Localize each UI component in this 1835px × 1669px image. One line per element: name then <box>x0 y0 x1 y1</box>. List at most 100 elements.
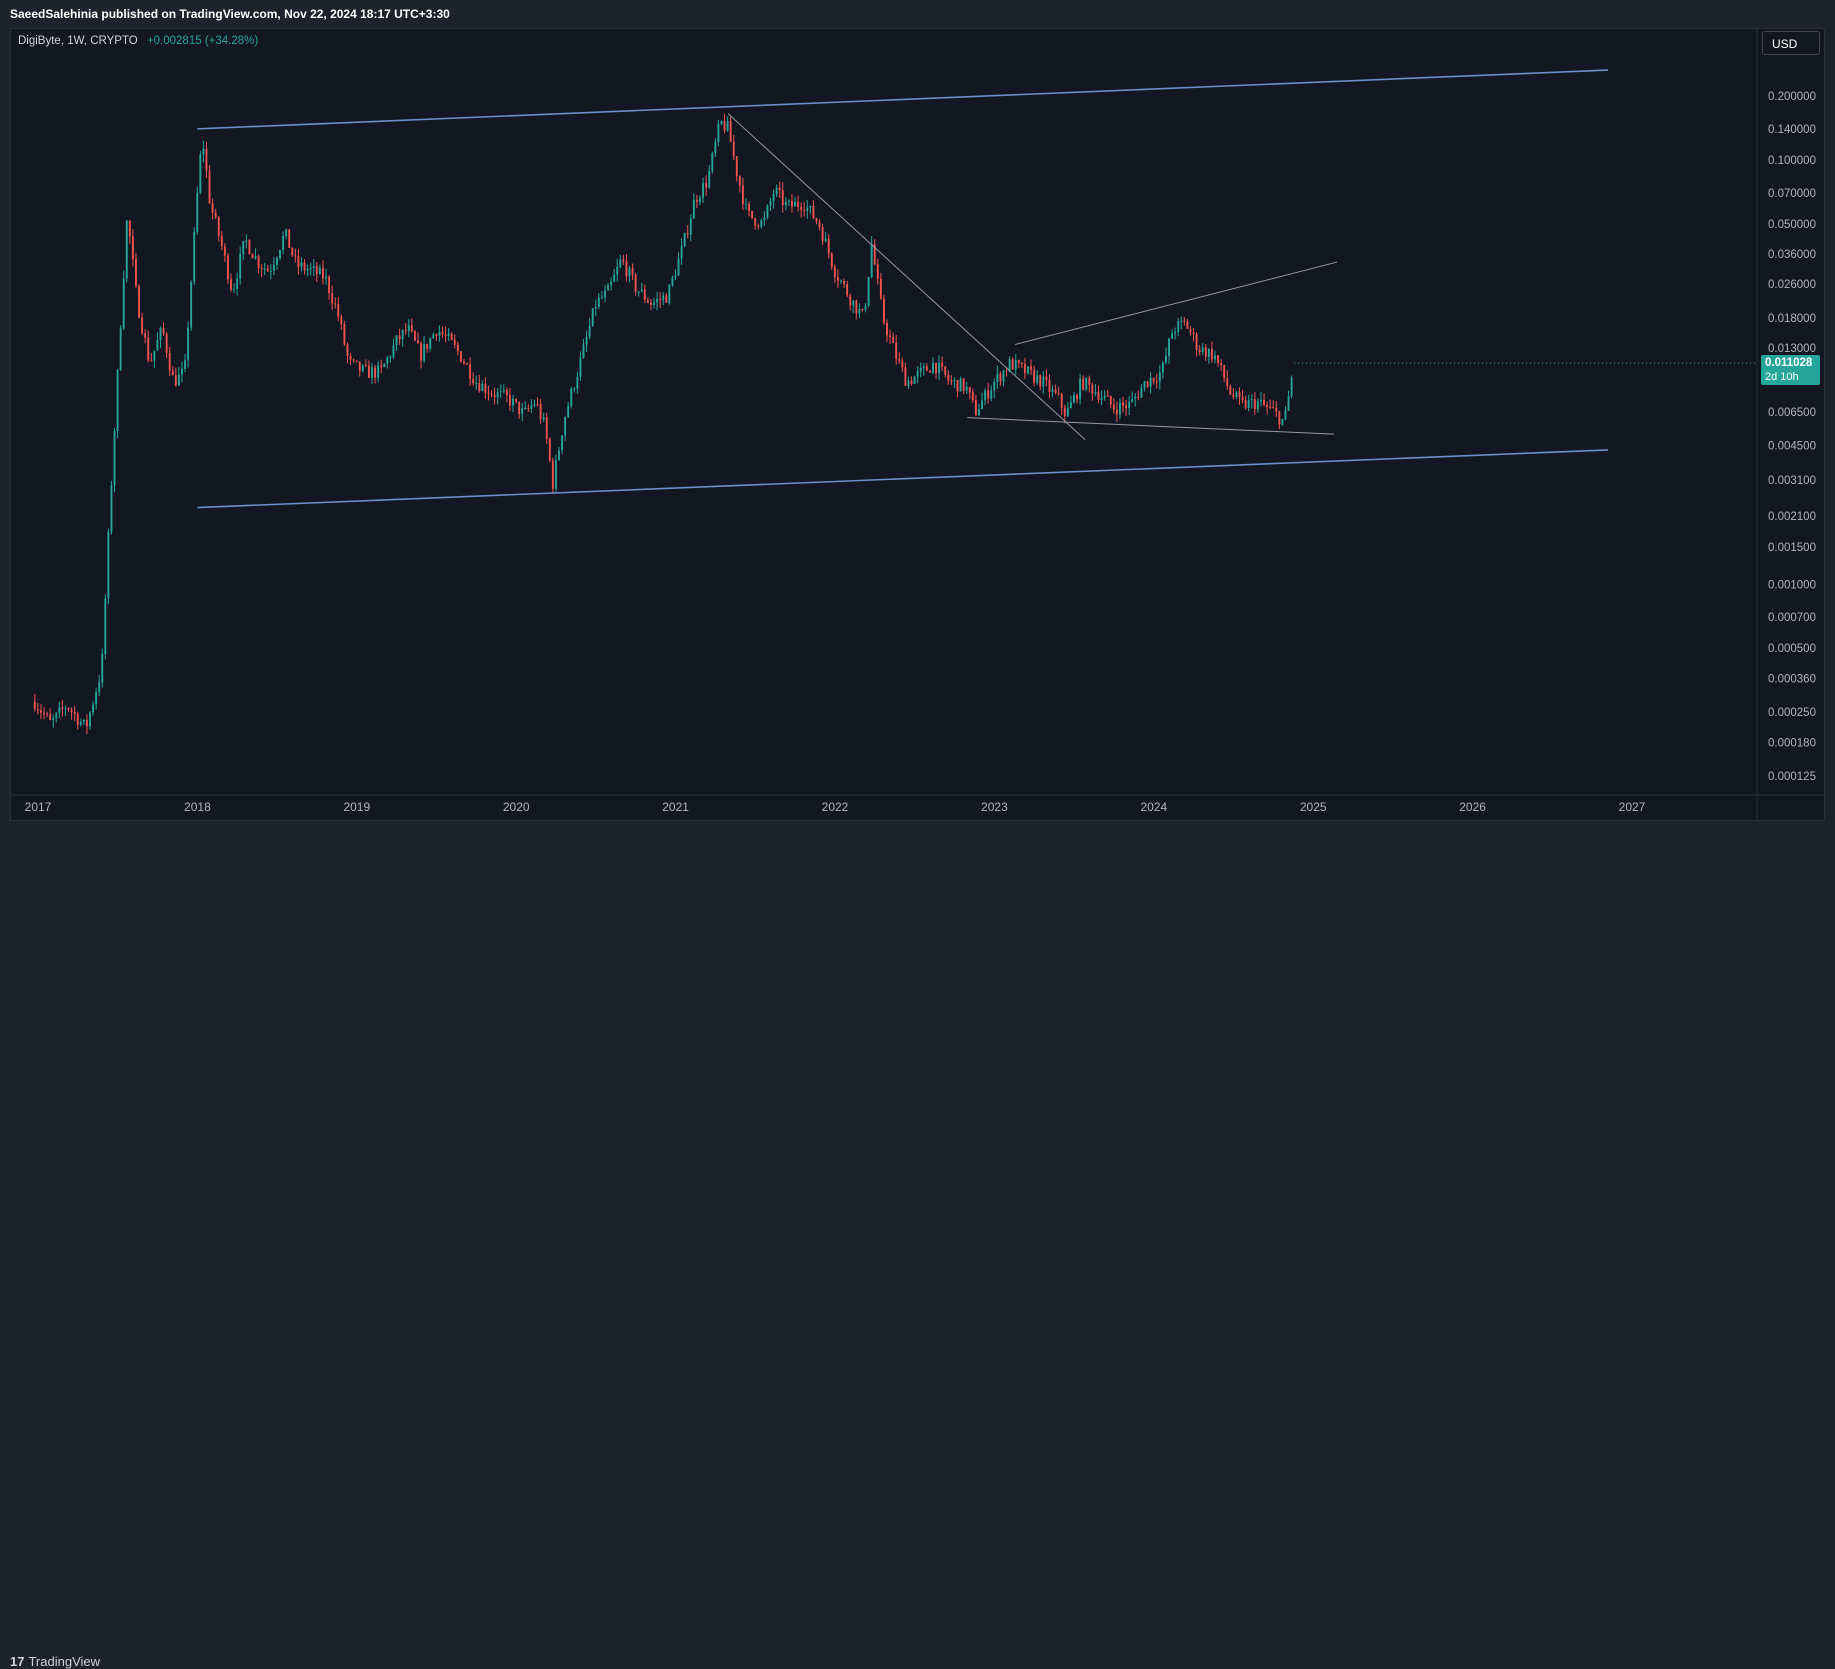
candle-body <box>407 325 410 332</box>
candle-body <box>138 285 140 318</box>
candle-body <box>70 709 73 713</box>
candle-body <box>772 194 775 202</box>
candle-body <box>978 409 980 416</box>
candle-body <box>1097 392 1100 400</box>
candle-body <box>619 259 622 267</box>
candle-body <box>840 280 842 282</box>
candle-body <box>953 380 956 382</box>
candle-body <box>251 253 254 259</box>
candle-body <box>1168 338 1170 356</box>
candle-body <box>367 365 370 378</box>
candle-body <box>248 240 251 254</box>
candle-body <box>530 405 533 409</box>
x-tick-label: 2023 <box>981 800 1008 814</box>
tradingview-logo-icon: 17 <box>10 1654 25 1669</box>
candle-body <box>757 225 760 227</box>
candle-body <box>398 335 401 340</box>
candle-body <box>889 335 892 338</box>
candle-body <box>135 259 137 286</box>
candle-body <box>499 391 502 393</box>
candle-body <box>463 361 465 364</box>
candle-body <box>827 238 830 254</box>
candle-body <box>858 309 861 314</box>
candle-body <box>1023 364 1026 374</box>
publish-header: SaeedSalehinia published on TradingView.… <box>0 0 1835 28</box>
candle-body <box>775 187 778 195</box>
wedge-upper-line <box>1014 261 1338 345</box>
candle-body <box>956 380 959 392</box>
candle-body <box>1247 400 1250 408</box>
candle-body <box>459 351 462 362</box>
candle-body <box>723 121 726 131</box>
candle-body <box>306 269 309 271</box>
candle-body <box>303 262 306 271</box>
candle-body <box>579 357 582 377</box>
candle-body <box>1014 360 1017 370</box>
candle-body <box>52 718 55 720</box>
candle-body <box>573 388 576 390</box>
candle-body <box>873 244 876 265</box>
candle-body <box>374 367 377 378</box>
candle-body <box>806 207 809 212</box>
tradingview-logo[interactable]: 17 TradingView <box>10 1654 100 1669</box>
candle-body <box>177 374 180 386</box>
candle-body <box>187 327 190 361</box>
candle-body <box>928 370 931 373</box>
candle-body <box>1198 349 1201 352</box>
candle-body <box>919 368 922 372</box>
candle-body <box>968 387 971 393</box>
candle-body <box>1143 381 1146 388</box>
candle-body <box>898 359 901 361</box>
chart-pane[interactable] <box>10 28 1825 821</box>
candle-body <box>82 719 85 722</box>
candle-body <box>107 531 110 599</box>
candle-body <box>518 401 521 415</box>
candle-body <box>1076 395 1078 400</box>
candle-body <box>423 343 426 361</box>
candle-body <box>616 266 619 275</box>
candle-body <box>1140 387 1143 398</box>
candle-body <box>1057 392 1060 394</box>
candle-body <box>974 400 977 416</box>
candle-body <box>159 327 162 341</box>
candle-body <box>202 148 205 155</box>
candle-body <box>1284 410 1287 419</box>
candle-body <box>797 201 800 207</box>
x-tick-label: 2018 <box>184 800 211 814</box>
candle-body <box>536 403 539 405</box>
candle-body <box>671 277 674 285</box>
candle-body <box>312 265 315 268</box>
candle-body <box>1235 392 1238 398</box>
candle-body <box>1048 380 1051 392</box>
symbol-name[interactable]: DigiByte, 1W, CRYPTO <box>18 35 138 47</box>
candle-body <box>570 388 573 407</box>
candle-body <box>551 460 554 489</box>
candle-body <box>800 206 803 210</box>
candle-body <box>855 300 858 314</box>
currency-button[interactable]: USD <box>1762 31 1820 55</box>
candle-body <box>1189 328 1192 333</box>
candle-body <box>162 327 165 334</box>
candle-body <box>791 200 793 207</box>
candle-body <box>43 712 45 714</box>
candle-body <box>1226 378 1229 387</box>
candle-body <box>699 197 701 202</box>
candle-body <box>650 302 652 305</box>
candle-body <box>435 334 438 336</box>
candle-body <box>760 220 763 227</box>
candle-body <box>1125 405 1128 409</box>
bar-countdown: 2d 10h <box>1765 371 1799 383</box>
candle-body <box>803 209 806 212</box>
candle-body <box>895 342 898 360</box>
candle-body <box>1020 363 1023 365</box>
y-tick-label: 0.013000 <box>1768 343 1816 355</box>
candle-body <box>778 187 781 191</box>
channel-lower-line <box>197 449 1609 509</box>
candle-body <box>478 383 481 392</box>
candle-body <box>604 290 606 298</box>
price-chart[interactable]: 0.200000 0.140000 0.100000 0.070000 0.050000… <box>0 0 1835 857</box>
candle-body <box>1217 355 1220 363</box>
candle-body <box>165 333 168 354</box>
candle-body <box>1204 347 1207 357</box>
candle-body <box>404 329 407 332</box>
* * *
## Stated exercise
Copy out the entries above word for word, every line in order, but leave out the picture.

## Output
Localize each UI component in this 1835px × 1669px image. One line per element: name then <box>x0 y0 x1 y1</box>. List at most 100 elements.
candle-body <box>407 325 410 332</box>
candle-body <box>138 285 140 318</box>
candle-body <box>70 709 73 713</box>
candle-body <box>772 194 775 202</box>
candle-body <box>978 409 980 416</box>
candle-body <box>1097 392 1100 400</box>
candle-body <box>619 259 622 267</box>
candle-body <box>840 280 842 282</box>
candle-body <box>953 380 956 382</box>
candle-body <box>251 253 254 259</box>
candle-body <box>1168 338 1170 356</box>
candle-body <box>367 365 370 378</box>
candle-body <box>248 240 251 254</box>
candle-body <box>530 405 533 409</box>
x-tick-label: 2023 <box>981 800 1008 814</box>
tradingview-logo-icon: 17 <box>10 1654 25 1669</box>
candle-body <box>757 225 760 227</box>
candle-body <box>398 335 401 340</box>
candle-body <box>889 335 892 338</box>
candle-body <box>135 259 137 286</box>
candle-body <box>499 391 502 393</box>
candle-body <box>463 361 465 364</box>
candle-body <box>827 238 830 254</box>
candle-body <box>858 309 861 314</box>
candle-body <box>1023 364 1026 374</box>
publish-header: SaeedSalehinia published on TradingView.… <box>0 0 1835 28</box>
candle-body <box>775 187 778 195</box>
wedge-upper-line <box>1014 261 1338 345</box>
candle-body <box>956 380 959 392</box>
candle-body <box>1247 400 1250 408</box>
candle-body <box>459 351 462 362</box>
candle-body <box>723 121 726 131</box>
candle-body <box>306 269 309 271</box>
candle-body <box>303 262 306 271</box>
candle-body <box>579 357 582 377</box>
candle-body <box>1014 360 1017 370</box>
candle-body <box>52 718 55 720</box>
candle-body <box>573 388 576 390</box>
candle-body <box>873 244 876 265</box>
candle-body <box>374 367 377 378</box>
candle-body <box>806 207 809 212</box>
tradingview-logo[interactable]: 17 TradingView <box>10 1654 100 1669</box>
candle-body <box>177 374 180 386</box>
candle-body <box>187 327 190 361</box>
candle-body <box>928 370 931 373</box>
candle-body <box>1198 349 1201 352</box>
candle-body <box>919 368 922 372</box>
candle-body <box>968 387 971 393</box>
candle-body <box>1143 381 1146 388</box>
candle-body <box>898 359 901 361</box>
chart-pane[interactable] <box>10 28 1825 821</box>
candle-body <box>82 719 85 722</box>
candle-body <box>107 531 110 599</box>
candle-body <box>518 401 521 415</box>
candle-body <box>1076 395 1078 400</box>
candle-body <box>423 343 426 361</box>
candle-body <box>616 266 619 275</box>
candle-body <box>1140 387 1143 398</box>
candle-body <box>1057 392 1060 394</box>
candle-body <box>974 400 977 416</box>
candle-body <box>159 327 162 341</box>
candle-body <box>202 148 205 155</box>
candle-body <box>1284 410 1287 419</box>
candle-body <box>797 201 800 207</box>
x-tick-label: 2018 <box>184 800 211 814</box>
candle-body <box>536 403 539 405</box>
candle-body <box>671 277 674 285</box>
candle-body <box>312 265 315 268</box>
candle-body <box>1235 392 1238 398</box>
candle-body <box>1048 380 1051 392</box>
symbol-name[interactable]: DigiByte, 1W, CRYPTO <box>18 35 138 47</box>
candle-body <box>570 388 573 407</box>
candle-body <box>551 460 554 489</box>
candle-body <box>800 206 803 210</box>
candle-body <box>855 300 858 314</box>
currency-button[interactable]: USD <box>1762 31 1820 55</box>
candle-body <box>1189 328 1192 333</box>
candle-body <box>162 327 165 334</box>
candle-body <box>791 200 793 207</box>
candle-body <box>43 712 45 714</box>
candle-body <box>1226 378 1229 387</box>
candle-body <box>699 197 701 202</box>
candle-body <box>650 302 652 305</box>
candle-body <box>435 334 438 336</box>
candle-body <box>760 220 763 227</box>
candle-body <box>1125 405 1128 409</box>
bar-countdown: 2d 10h <box>1765 371 1799 383</box>
candle-body <box>803 209 806 212</box>
candle-body <box>895 342 898 360</box>
candle-body <box>1020 363 1023 365</box>
y-tick-label: 0.013000 <box>1768 343 1816 355</box>
candle-body <box>778 187 781 191</box>
channel-lower-line <box>197 449 1609 509</box>
candle-body <box>478 383 481 392</box>
candle-body <box>604 290 606 298</box>
price-chart[interactable]: 0.200000 0.140000 0.100000 0.070000 0.050000… <box>0 0 1835 857</box>
candle-body <box>1217 355 1220 363</box>
candle-body <box>165 333 168 354</box>
candle-body <box>1204 347 1207 357</box>
candle-body <box>404 329 407 332</box>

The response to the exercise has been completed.